## PROBLEM DESCRIPTION:
Work out how many lines hold the string "wtórna". Give that number and nothing more.

==== MATERIAL ====

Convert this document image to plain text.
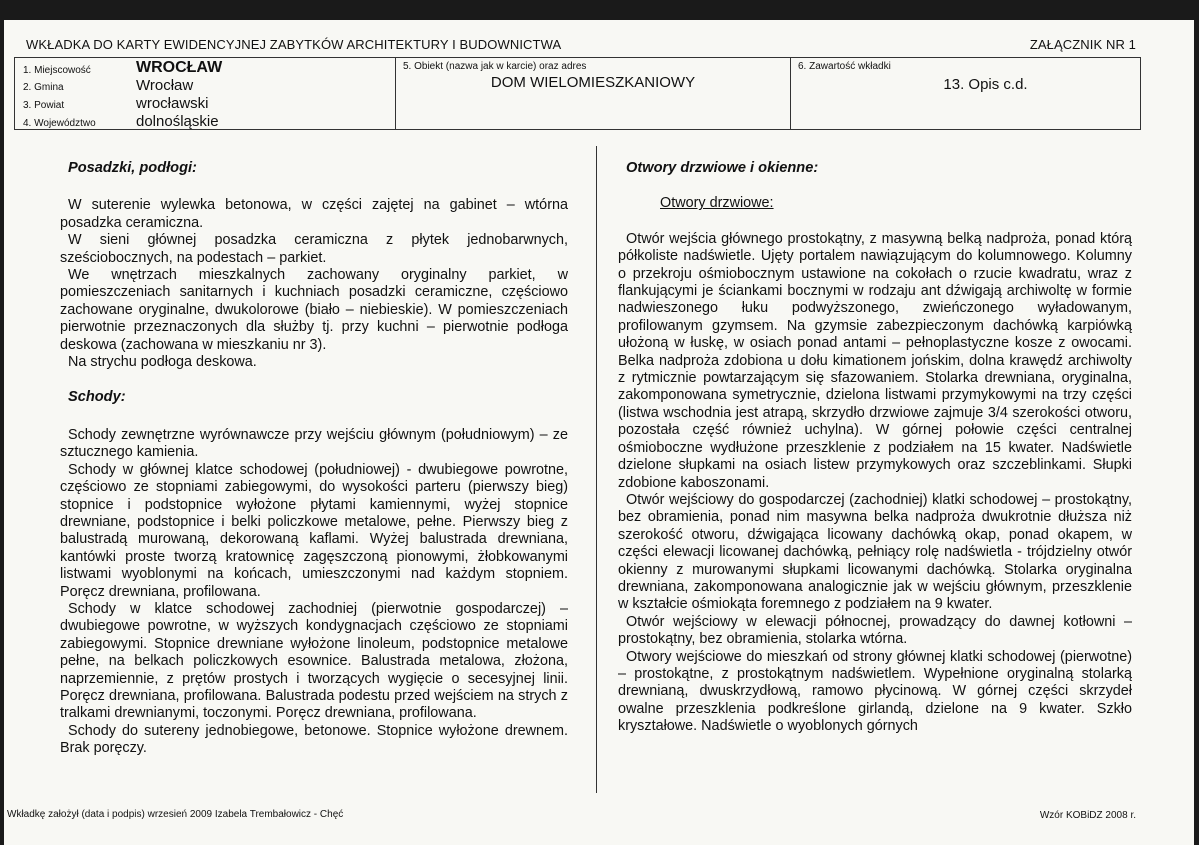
WKŁADKA DO KARTY EWIDENCYJNEJ ZABYTKÓW ARCHITEKTURY I BUDOWNICTWA	ZAŁĄCZNIK NR 1
1. Miejscowość	WROCŁAW
2. Gmina	Wrocław
3. Powiat	wrocławski
4. Województwo	dolnośląskie
5. Obiekt (nazwa jak w karcie) oraz adres
DOM WIELOMIESZKANIOWY
6. Zawartość wkładki
13. Opis c.d.
Posadzki, podłogi:

W suterenie wylewka betonowa, w części zajętej na gabinet – wtórna posadzka ceramiczna.

W sieni głównej posadzka ceramiczna z płytek jednobarwnych, sześciobocznych, na podestach – parkiet.

We wnętrzach mieszkalnych zachowany oryginalny parkiet, w pomieszczeniach sanitarnych i kuchniach posadzki ceramiczne, częściowo zachowane oryginalne, dwukolorowe (biało – niebieskie). W pomieszczeniach pierwotnie przeznaczonych dla służby tj. przy kuchni – pierwotnie podłoga deskowa (zachowana w mieszkaniu nr 3).

Na strychu podłoga deskowa.

Schody:

Schody zewnętrzne wyrównawcze przy wejściu głównym (południowym) – ze sztucznego kamienia.

Schody w głównej klatce schodowej (południowej) - dwubiegowe powrotne, częściowo ze stopniami zabiegowymi, do wysokości parteru (pierwszy bieg) stopnice i podstopnice wyłożone płytami kamiennymi, wyżej stopnice drewniane, podstopnice i belki policzkowe metalowe, pełne. Pierwszy bieg z balustradą murowaną, dekorowaną kaflami. Wyżej balustrada drewniana, kantówki proste tworzą kratownicę zagęszczoną pionowymi, żłobkowanymi listwami wyoblonymi na końcach, umieszczonymi nad każdym stopniem. Poręcz drewniana, profilowana.

Schody w klatce schodowej zachodniej (pierwotnie gospodarczej) – dwubiegowe powrotne, w wyższych kondygnacjach częściowo ze stopniami zabiegowymi. Stopnice drewniane wyłożone linoleum, podstopnice metalowe pełne, na belkach policzkowych esownice. Balustrada metalowa, złożona, naprzemiennie, z prętów prostych i tworzących wygięcie o secesyjnej linii. Poręcz drewniana, profilowana. Balustrada podestu przed wejściem na strych z tralkami drewnianymi, toczonymi. Poręcz drewniana, profilowana.

Schody do sutereny jednobiegowe, betonowe. Stopnice wyłożone drewnem. Brak poręczy.

Otwory drzwiowe i okienne:

Otwory drzwiowe:

Otwór wejścia głównego prostokątny, z masywną belką nadproża, ponad którą półkoliste nadświetle. Ujęty portalem nawiązującym do kolumnowego. Kolumny o przekroju ośmiobocznym ustawione na cokołach o rzucie kwadratu, wraz z flankującymi je ściankami bocznymi w rodzaju ant dźwigają archiwoltę w formie nadwieszonego łuku podwyższonego, zwieńczonego wyładowanym, profilowanym gzymsem. Na gzymsie zabezpieczonym dachówką karpiówką ułożoną w łuskę, w osiach ponad antami – pełnoplastyczne kosze z owocami. Belka nadproża zdobiona u dołu kimationem jońskim, dolna krawędź archiwolty z rytmicznie powtarzającym się sfazowaniem. Stolarka drewniana, oryginalna, zakomponowana symetrycznie, dzielona listwami przymykowymi na trzy części (listwa wschodnia jest atrapą, skrzydło drzwiowe zajmuje 3/4 szerokości otworu, pozostała część również uchylna). W górnej połowie części centralnej ośmioboczne wydłużone przeszklenie z podziałem na 15 kwater. Nadświetle dzielone słupkami na osiach listew przymykowych oraz szczeblinkami. Słupki zdobione kaboszonami.

Otwór wejściowy do gospodarczej (zachodniej) klatki schodowej – prostokątny, bez obramienia, ponad nim masywna belka nadproża dwukrotnie dłuższa niż szerokość otworu, dźwigająca licowany dachówką okap, ponad okapem, w części elewacji licowanej dachówką, pełniący rolę nadświetla - trójdzielny otwór okienny z murowanymi słupkami licowanymi dachówką. Stolarka oryginalna drewniana, zakomponowana analogicznie jak w wejściu głównym, przeszklenie w kształcie ośmiokąta foremnego z podziałem na 9 kwater.

Otwór wejściowy w elewacji północnej, prowadzący do dawnej kotłowni – prostokątny, bez obramienia, stolarka wtórna.

Otwory wejściowe do mieszkań od strony głównej klatki schodowej (pierwotne) – prostokątne, z prostokątnym nadświetlem. Wypełnione oryginalną stolarką drewnianą, dwuskrzydłową, ramowo płycinową. W górnej części skrzydeł owalne przeszklenia podkreślone girlandą, dzielone na 9 kwater. Szkło kryształowe. Nadświetle o wyoblonych górnych

Wkładkę założył (data i podpis) wrzesień 2009 Izabela Trembałowicz - Chęć	Wzór KOBiDZ 2008 r.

====

## EXPECTED ANSWER:
2